Exercise 1 — In the listing, rename "data-point" to "marker" between the line holding "y-tick-label: 29 — [67, 485, 89, 505]" and the line holding "data-point — [124, 370, 137, 383]", inclusive. Give only those lines, with nothing else changed.

+++ Article

Thanks you guys for such nice posts.


----------



## PoodlePaws (May 28, 2013)

Poodlebeguiled said:


> What are puppy ears? Shorter and clipped around the border of the ear leather? Hmmm...The problem with Matisse's ears is the hair is quite thick so it's like looking at the edge of a 2x4 at the bottom. I think somehow that needs to be layered from the back side of it...the inside to the front or outside. Do you know what I mean? I wish a groomer would see this thread. On the other hand, I'd be really embarrassed. lol.


Yep. Let me see if I can find a pic for you. They are layered and short around the ear leather


----------



## PoodlePaws (May 28, 2013)

Missy


----------



## PoodlePaws (May 28, 2013)




----------



## cindyreef (Sep 28, 2012)

I think he looks gorgeous! Personally, I love his ears, the way they are cut off straight. I am going to cut some hair off of Dexter's next time. His are long now.


----------



## PoodlePaws (May 28, 2013)

YA know if he were mine with that head of hair and ears, I would cut his ears really short like Missy's. It would look like he didn't have ears!! And just a head with a fro. I like weird things like that haha!!


----------



## Poodlebeguiled (May 27, 2013)

Poodle paws...thanks. But I just couldn't. I am too conventional...my world is narrow and no ears would just not fit into the box. haha. But I'd think about layering it, maybe not from the outside...the side you see, but from the inside...sort of step it up so they might lie better. So the outside would look all one length but they might not stick out so much. lol. Or....maybe layering them so you see that variation like we do with our hair sometimes. But I have no idea _how_. It always looks sort of choppy no matter what I do. Oh grrrrrr! But thanks you guys for the nice comments and ideas. I'll be thinking on it.


----------



## Poodlebeguiled (May 27, 2013)

cindyreef said:


> I think he looks gorgeous! Personally, I love his ears, the way they are cut off straight. I am going to cut some hair off of Dexter's next time. His are long now.


Thanks Cindy. I didn't make them exactly straight. I meant to but I went up hill on one side so I had to go up on the other side sort of a slight curve. They're almost too short so I'm chicken to mess with them anymore. 

It would be fun when you do Dexter's ears. You could make a thread all about ears. LOL. Everyone could describe what they do with ears and show pics.


----------



## Beaches (Jan 25, 2014)

++++++
+++ Task data

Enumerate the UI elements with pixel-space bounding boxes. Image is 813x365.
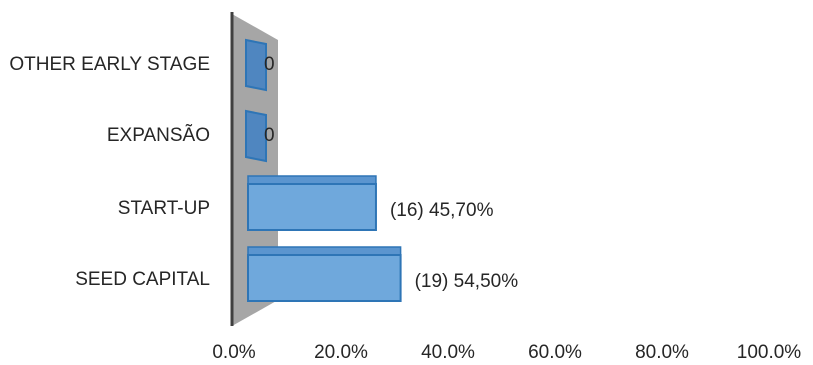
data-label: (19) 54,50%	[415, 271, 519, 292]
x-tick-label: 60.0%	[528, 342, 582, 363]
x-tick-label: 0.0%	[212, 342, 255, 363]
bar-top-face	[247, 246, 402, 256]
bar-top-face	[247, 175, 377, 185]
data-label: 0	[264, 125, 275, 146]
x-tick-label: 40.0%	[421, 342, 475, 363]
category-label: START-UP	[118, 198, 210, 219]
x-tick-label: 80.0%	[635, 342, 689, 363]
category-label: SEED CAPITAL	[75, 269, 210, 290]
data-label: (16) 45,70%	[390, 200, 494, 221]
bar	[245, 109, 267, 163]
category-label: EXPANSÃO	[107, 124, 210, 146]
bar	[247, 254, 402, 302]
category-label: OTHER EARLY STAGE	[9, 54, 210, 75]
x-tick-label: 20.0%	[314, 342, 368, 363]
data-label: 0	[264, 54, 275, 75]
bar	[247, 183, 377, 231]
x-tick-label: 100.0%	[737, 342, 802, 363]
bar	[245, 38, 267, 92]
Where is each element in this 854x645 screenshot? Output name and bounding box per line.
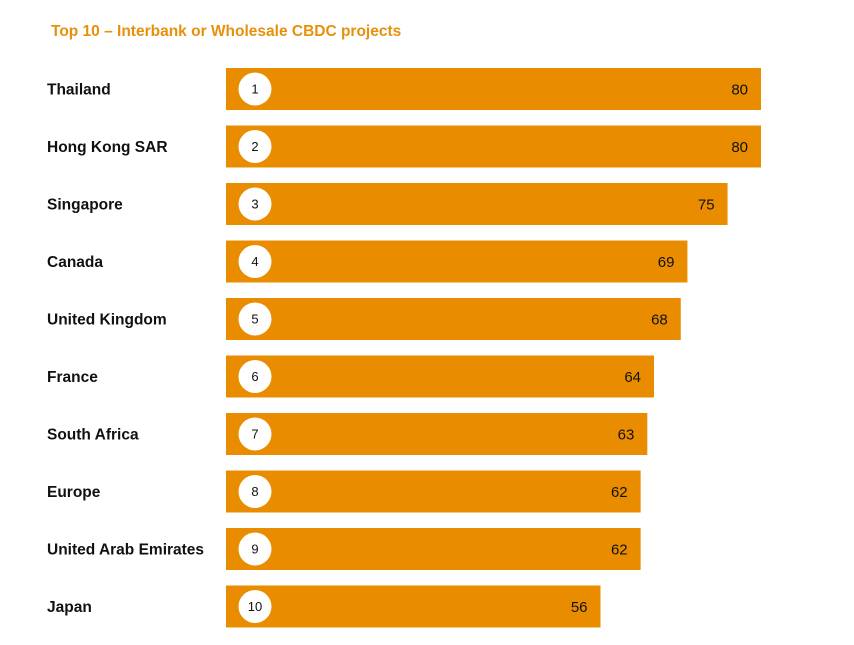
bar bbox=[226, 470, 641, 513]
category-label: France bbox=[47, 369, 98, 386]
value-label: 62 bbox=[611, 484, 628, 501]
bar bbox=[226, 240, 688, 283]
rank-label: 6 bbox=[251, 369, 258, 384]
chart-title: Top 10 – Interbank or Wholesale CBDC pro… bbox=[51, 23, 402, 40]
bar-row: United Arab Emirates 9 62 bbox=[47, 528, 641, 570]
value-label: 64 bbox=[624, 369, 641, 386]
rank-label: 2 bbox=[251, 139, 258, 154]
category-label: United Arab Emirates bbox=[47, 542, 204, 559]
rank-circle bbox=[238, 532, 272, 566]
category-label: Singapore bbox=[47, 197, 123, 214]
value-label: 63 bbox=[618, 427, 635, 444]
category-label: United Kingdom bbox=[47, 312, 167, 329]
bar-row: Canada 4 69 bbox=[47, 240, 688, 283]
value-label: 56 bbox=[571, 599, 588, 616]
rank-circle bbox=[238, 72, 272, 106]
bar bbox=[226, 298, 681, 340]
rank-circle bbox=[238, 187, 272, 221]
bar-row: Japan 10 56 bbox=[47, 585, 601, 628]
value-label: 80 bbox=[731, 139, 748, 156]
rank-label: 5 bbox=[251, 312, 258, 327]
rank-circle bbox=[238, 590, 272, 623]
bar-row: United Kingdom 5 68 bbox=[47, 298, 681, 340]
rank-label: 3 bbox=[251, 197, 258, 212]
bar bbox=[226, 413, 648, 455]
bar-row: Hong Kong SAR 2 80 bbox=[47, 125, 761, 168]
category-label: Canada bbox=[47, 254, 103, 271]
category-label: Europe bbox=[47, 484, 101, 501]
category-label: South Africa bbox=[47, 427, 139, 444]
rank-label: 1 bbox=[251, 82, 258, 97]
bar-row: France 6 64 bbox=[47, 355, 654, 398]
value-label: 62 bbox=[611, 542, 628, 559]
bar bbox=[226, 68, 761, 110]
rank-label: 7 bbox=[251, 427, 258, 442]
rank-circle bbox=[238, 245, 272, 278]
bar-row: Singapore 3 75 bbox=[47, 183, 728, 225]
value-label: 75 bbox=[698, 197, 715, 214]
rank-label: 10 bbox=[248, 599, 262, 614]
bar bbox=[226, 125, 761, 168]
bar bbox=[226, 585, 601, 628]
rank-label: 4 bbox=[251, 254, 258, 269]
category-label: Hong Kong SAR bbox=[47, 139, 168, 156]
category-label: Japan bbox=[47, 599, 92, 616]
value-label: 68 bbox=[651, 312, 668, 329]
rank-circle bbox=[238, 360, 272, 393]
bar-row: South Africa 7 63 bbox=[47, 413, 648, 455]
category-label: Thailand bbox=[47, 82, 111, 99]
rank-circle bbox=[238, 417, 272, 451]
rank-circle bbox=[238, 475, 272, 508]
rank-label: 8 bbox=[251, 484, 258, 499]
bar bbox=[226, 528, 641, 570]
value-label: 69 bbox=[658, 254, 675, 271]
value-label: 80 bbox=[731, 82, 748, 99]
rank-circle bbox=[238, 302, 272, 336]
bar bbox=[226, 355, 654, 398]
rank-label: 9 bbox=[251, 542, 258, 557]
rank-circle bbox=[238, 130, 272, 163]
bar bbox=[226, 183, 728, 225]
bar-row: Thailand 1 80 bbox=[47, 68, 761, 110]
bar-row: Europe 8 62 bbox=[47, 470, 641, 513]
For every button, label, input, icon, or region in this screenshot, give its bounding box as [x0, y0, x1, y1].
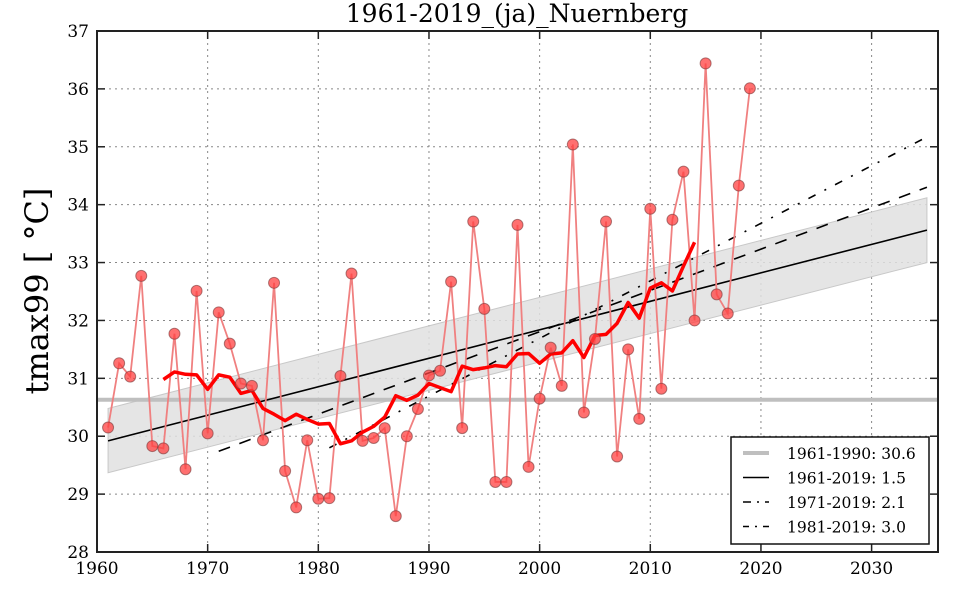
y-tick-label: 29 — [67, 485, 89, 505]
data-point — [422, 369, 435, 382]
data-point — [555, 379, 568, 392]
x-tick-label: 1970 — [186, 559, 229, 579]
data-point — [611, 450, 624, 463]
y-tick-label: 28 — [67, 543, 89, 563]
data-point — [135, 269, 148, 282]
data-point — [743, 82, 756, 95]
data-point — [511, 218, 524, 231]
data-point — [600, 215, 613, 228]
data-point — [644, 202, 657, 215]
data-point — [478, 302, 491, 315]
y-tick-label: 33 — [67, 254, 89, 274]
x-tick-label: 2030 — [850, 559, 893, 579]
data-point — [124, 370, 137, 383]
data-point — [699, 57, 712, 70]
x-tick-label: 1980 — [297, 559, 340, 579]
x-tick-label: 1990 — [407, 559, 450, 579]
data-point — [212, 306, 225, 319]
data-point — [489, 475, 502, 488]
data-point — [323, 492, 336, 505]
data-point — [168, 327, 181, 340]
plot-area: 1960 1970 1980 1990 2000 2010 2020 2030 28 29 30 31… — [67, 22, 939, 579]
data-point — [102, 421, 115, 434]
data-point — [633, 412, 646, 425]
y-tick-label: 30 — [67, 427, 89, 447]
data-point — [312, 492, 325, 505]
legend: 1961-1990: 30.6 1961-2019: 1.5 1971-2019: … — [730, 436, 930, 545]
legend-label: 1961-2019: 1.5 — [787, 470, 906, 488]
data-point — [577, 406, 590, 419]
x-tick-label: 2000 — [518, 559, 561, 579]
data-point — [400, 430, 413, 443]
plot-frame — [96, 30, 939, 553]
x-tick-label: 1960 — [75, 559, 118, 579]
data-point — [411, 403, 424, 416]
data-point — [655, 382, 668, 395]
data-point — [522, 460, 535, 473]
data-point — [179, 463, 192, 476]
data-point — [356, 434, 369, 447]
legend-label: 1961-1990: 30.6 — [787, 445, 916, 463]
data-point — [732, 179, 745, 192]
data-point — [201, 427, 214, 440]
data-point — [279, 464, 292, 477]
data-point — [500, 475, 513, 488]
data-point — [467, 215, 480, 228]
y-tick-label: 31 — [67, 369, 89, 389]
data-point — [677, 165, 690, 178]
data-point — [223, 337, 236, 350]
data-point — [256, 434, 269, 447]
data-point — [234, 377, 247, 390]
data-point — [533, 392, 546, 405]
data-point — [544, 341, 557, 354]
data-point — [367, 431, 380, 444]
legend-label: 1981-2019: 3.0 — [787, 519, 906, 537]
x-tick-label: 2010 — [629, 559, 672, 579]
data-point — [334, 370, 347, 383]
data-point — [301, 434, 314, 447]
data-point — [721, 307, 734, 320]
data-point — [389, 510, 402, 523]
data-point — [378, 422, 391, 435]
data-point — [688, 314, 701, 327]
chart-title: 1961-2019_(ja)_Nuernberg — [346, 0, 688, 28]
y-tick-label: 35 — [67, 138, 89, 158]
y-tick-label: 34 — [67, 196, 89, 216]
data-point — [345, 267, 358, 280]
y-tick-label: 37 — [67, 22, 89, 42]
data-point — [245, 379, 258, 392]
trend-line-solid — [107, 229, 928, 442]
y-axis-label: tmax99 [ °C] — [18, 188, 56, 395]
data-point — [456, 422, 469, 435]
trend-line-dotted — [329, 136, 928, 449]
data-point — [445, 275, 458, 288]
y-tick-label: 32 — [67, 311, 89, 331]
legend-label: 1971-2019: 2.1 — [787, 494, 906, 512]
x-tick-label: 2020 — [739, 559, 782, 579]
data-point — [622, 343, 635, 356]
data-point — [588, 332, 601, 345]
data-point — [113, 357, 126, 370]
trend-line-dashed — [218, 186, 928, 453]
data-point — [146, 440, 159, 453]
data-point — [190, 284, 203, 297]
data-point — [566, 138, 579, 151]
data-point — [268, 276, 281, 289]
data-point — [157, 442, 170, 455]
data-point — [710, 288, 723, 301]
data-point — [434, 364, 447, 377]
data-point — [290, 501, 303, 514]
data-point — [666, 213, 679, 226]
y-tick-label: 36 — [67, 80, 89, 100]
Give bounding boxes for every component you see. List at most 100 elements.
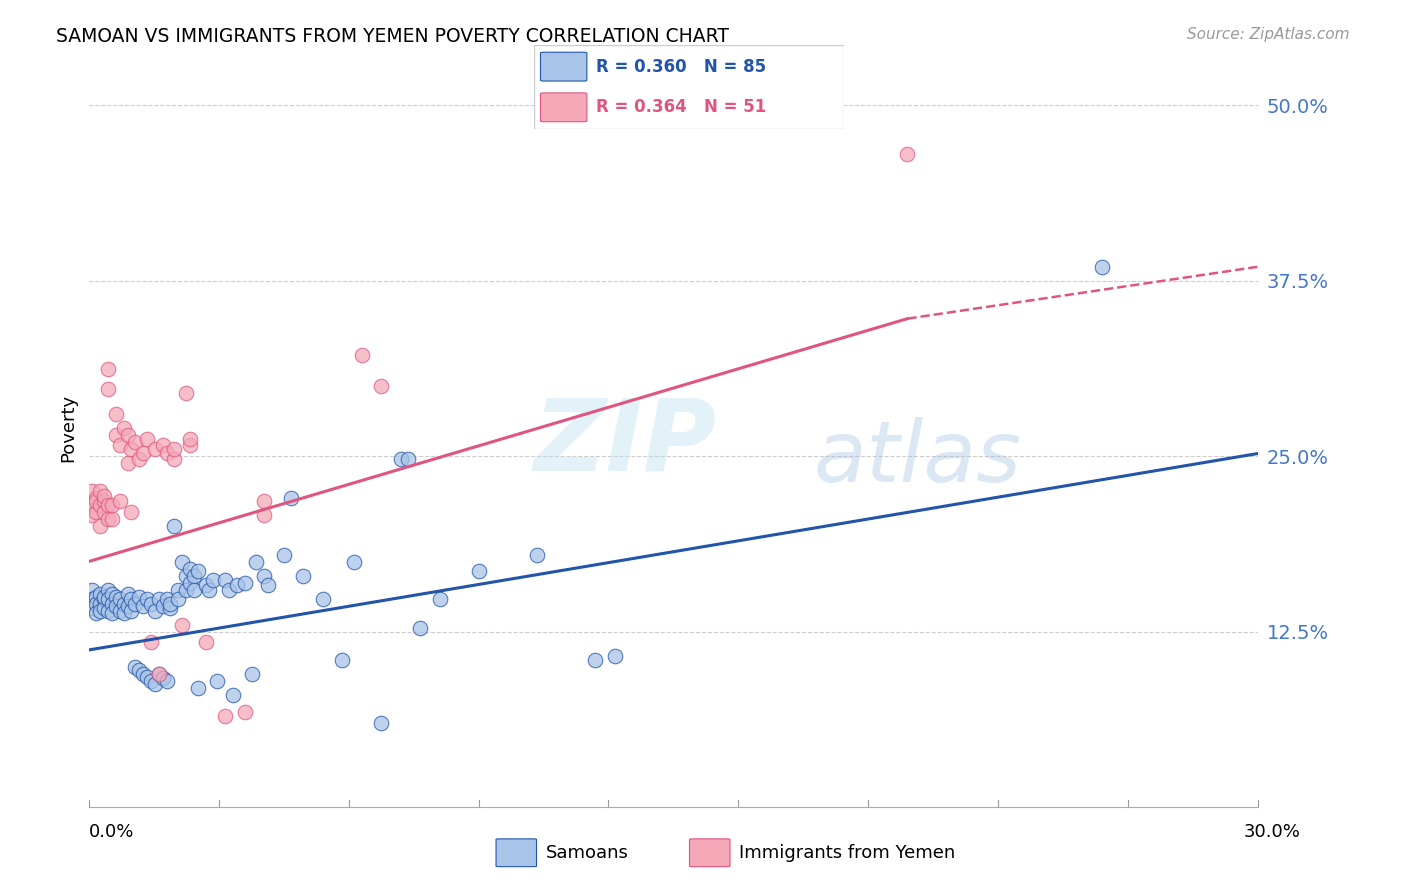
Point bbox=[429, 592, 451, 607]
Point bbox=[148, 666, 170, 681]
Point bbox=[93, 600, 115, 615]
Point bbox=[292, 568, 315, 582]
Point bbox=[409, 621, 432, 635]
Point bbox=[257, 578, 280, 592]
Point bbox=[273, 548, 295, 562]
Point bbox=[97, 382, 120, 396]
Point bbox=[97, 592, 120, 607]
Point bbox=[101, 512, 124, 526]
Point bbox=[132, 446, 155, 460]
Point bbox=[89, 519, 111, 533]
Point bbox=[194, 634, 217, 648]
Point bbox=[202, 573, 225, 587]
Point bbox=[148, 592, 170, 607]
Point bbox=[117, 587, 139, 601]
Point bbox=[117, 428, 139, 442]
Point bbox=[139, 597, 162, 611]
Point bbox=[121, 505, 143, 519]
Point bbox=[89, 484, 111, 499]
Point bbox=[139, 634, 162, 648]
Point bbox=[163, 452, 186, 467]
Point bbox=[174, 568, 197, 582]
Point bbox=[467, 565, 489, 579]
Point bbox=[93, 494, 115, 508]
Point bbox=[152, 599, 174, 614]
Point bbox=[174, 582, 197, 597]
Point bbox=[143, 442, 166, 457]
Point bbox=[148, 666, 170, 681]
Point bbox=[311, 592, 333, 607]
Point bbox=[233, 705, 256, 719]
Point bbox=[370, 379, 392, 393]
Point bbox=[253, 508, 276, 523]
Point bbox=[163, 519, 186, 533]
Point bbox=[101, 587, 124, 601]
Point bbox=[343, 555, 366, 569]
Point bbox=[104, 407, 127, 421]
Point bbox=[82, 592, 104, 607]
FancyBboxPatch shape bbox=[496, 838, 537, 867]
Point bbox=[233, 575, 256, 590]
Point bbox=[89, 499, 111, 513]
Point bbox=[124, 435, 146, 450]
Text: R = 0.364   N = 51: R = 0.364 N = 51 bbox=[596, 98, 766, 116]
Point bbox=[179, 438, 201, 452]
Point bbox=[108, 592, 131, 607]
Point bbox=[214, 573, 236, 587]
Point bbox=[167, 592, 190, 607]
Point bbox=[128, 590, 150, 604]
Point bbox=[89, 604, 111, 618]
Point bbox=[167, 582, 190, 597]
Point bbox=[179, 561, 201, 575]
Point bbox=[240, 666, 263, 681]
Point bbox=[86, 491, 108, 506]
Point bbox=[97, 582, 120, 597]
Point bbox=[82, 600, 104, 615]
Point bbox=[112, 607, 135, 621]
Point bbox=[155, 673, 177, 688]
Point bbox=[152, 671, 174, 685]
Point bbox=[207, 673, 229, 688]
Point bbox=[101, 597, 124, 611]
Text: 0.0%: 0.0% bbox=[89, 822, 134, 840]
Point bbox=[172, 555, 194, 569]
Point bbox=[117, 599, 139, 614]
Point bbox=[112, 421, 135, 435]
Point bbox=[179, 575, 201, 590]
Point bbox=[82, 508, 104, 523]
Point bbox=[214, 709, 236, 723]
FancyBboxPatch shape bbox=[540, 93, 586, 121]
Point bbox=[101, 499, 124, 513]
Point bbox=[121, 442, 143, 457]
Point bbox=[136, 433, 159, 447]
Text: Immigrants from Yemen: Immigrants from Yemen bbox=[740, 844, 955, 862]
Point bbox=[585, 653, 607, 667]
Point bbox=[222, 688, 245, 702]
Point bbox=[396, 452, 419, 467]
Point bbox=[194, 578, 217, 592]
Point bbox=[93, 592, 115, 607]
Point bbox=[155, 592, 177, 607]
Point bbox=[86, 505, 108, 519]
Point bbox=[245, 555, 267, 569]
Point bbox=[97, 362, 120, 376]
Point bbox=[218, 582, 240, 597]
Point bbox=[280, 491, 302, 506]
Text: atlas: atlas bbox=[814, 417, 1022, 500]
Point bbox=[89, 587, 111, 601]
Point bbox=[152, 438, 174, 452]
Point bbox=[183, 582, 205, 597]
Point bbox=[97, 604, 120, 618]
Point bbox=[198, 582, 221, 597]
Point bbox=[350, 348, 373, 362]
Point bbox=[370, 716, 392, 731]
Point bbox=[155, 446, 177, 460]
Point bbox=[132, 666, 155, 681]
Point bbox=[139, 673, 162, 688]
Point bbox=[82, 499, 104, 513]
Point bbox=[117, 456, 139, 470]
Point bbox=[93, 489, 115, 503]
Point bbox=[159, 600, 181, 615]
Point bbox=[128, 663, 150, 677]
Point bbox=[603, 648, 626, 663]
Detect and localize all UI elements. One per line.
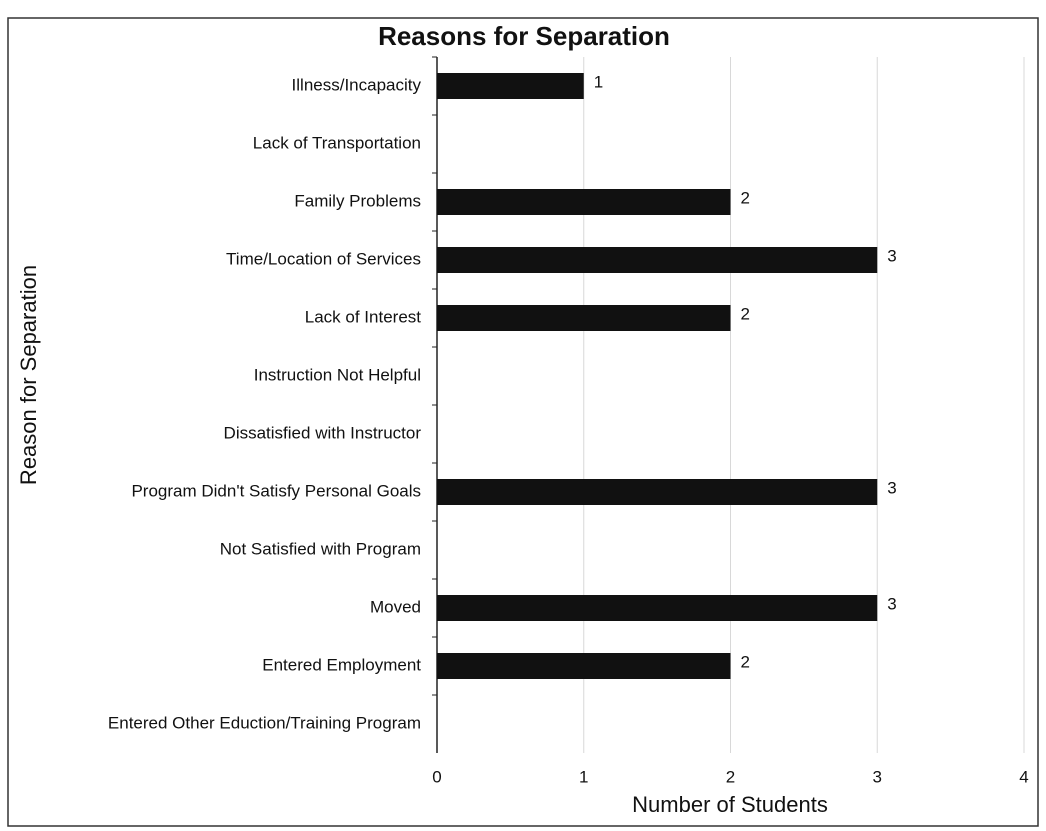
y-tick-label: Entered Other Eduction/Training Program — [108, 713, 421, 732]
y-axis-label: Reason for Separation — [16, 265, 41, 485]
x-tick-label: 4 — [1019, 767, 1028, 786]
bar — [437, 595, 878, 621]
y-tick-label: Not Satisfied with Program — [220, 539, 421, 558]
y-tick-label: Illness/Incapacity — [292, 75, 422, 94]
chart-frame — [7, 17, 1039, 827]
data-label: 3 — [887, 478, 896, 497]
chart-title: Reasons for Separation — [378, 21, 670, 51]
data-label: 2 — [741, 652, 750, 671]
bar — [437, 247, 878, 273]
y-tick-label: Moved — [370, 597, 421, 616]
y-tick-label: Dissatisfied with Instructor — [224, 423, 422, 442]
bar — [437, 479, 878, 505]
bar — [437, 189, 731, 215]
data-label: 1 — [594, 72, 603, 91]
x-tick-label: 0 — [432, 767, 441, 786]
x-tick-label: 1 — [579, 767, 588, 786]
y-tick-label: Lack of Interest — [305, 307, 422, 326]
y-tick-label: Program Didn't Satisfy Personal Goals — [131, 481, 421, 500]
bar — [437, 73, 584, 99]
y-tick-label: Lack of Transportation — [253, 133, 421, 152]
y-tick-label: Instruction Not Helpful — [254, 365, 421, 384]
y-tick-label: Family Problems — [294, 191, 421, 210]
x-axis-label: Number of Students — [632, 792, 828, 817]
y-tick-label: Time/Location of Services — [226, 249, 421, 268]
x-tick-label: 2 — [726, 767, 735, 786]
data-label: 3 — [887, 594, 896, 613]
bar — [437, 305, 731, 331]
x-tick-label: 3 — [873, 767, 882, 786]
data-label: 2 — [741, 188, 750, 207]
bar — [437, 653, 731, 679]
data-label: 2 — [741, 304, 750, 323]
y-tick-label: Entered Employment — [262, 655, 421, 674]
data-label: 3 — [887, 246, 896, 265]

++++++

Exercise 2 — According to the poodle ear grooming thread, why did Poodlebeguiled's trim of the dog's ears end in a slight curve instead of the intended straight line?

Worked answer 1 —
y-tick-label: 29 — [67, 485, 89, 505]
marker — [422, 369, 435, 382]
marker — [555, 379, 568, 392]
x-tick-label: 1970 — [186, 559, 229, 579]
marker — [611, 450, 624, 463]
y-tick-label: 28 — [67, 543, 89, 563]
marker — [135, 269, 148, 282]
marker — [743, 82, 756, 95]
marker — [511, 218, 524, 231]
marker — [600, 215, 613, 228]
marker — [644, 202, 657, 215]
marker — [478, 302, 491, 315]
y-tick-label: 33 — [67, 254, 89, 274]
x-tick-label: 2030 — [850, 559, 893, 579]
marker — [124, 370, 137, 383]

Worked answer 2 — Poodlebeguiled meant to cut the ears straight but went uphill on one side. That made it necessary to go up on the other side as well, so the result was a slight curve.